▶ TASK DATA:
○ ○ ○ ○ ○ ○ ○
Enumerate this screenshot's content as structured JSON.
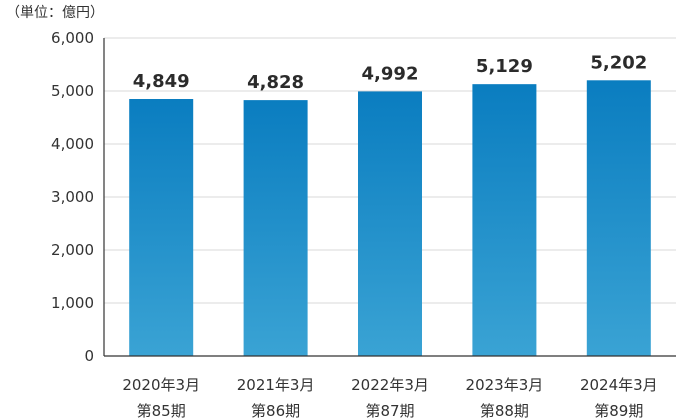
{
  "chart_data": {
    "type": "bar",
    "unit_label": "（単位：億円）",
    "categories": [
      {
        "year": "2020年3月",
        "period": "第85期"
      },
      {
        "year": "2021年3月",
        "period": "第86期"
      },
      {
        "year": "2022年3月",
        "period": "第87期"
      },
      {
        "year": "2023年3月",
        "period": "第88期"
      },
      {
        "year": "2024年3月",
        "period": "第89期"
      }
    ],
    "values": [
      4849,
      4828,
      4992,
      5129,
      5202
    ],
    "value_labels": [
      "4,849",
      "4,828",
      "4,992",
      "5,129",
      "5,202"
    ],
    "ylim": [
      0,
      6000
    ],
    "yticks": [
      0,
      1000,
      2000,
      3000,
      4000,
      5000,
      6000
    ],
    "ytick_labels": [
      "0",
      "1,000",
      "2,000",
      "3,000",
      "4,000",
      "5,000",
      "6,000"
    ],
    "grid": true,
    "colors": {
      "bar_top": "#0a7dc0",
      "bar_bottom": "#3aa3d4",
      "grid": "#d9d9d9",
      "axis": "#333333"
    }
  }
}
○ ○ ○ ○ ○ ○ ○
▶ GOAL: Look through the listing above. Pick out each line with "period" and copy it.

▶ RESPONSE:
        "period": "第85期"
        "period": "第86期"
        "period": "第87期"
        "period": "第88期"
        "period": "第89期"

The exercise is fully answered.